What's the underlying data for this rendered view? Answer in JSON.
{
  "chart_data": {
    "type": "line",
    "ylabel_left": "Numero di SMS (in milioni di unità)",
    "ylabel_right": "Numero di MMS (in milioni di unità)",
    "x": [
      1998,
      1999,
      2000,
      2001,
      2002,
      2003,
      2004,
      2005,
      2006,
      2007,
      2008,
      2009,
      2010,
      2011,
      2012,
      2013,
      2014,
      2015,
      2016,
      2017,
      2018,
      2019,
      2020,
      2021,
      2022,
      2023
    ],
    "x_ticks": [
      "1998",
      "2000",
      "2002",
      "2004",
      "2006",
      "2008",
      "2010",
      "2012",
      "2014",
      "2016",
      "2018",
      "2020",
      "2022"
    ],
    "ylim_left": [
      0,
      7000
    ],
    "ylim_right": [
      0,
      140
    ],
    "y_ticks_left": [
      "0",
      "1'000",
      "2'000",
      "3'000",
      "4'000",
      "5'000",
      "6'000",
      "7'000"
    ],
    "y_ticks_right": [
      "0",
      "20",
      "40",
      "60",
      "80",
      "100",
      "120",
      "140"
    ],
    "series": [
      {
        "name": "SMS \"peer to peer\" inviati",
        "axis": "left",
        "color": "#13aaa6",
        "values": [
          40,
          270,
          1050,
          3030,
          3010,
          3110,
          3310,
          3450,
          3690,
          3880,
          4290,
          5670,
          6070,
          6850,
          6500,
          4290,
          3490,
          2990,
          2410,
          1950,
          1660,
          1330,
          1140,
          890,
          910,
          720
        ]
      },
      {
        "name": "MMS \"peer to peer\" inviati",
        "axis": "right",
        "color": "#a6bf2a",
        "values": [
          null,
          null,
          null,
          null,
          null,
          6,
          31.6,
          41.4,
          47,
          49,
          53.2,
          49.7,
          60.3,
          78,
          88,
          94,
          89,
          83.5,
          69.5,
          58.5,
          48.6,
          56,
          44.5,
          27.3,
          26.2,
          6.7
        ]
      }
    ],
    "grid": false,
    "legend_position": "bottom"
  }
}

------

_TASK DIRECTIONS:_ List the lines that contain the word "unità".

_RESULT BELOW:_
    "ylabel_left": "Numero di SMS (in milioni di unità)",
    "ylabel_right": "Numero di MMS (in milioni di unità)",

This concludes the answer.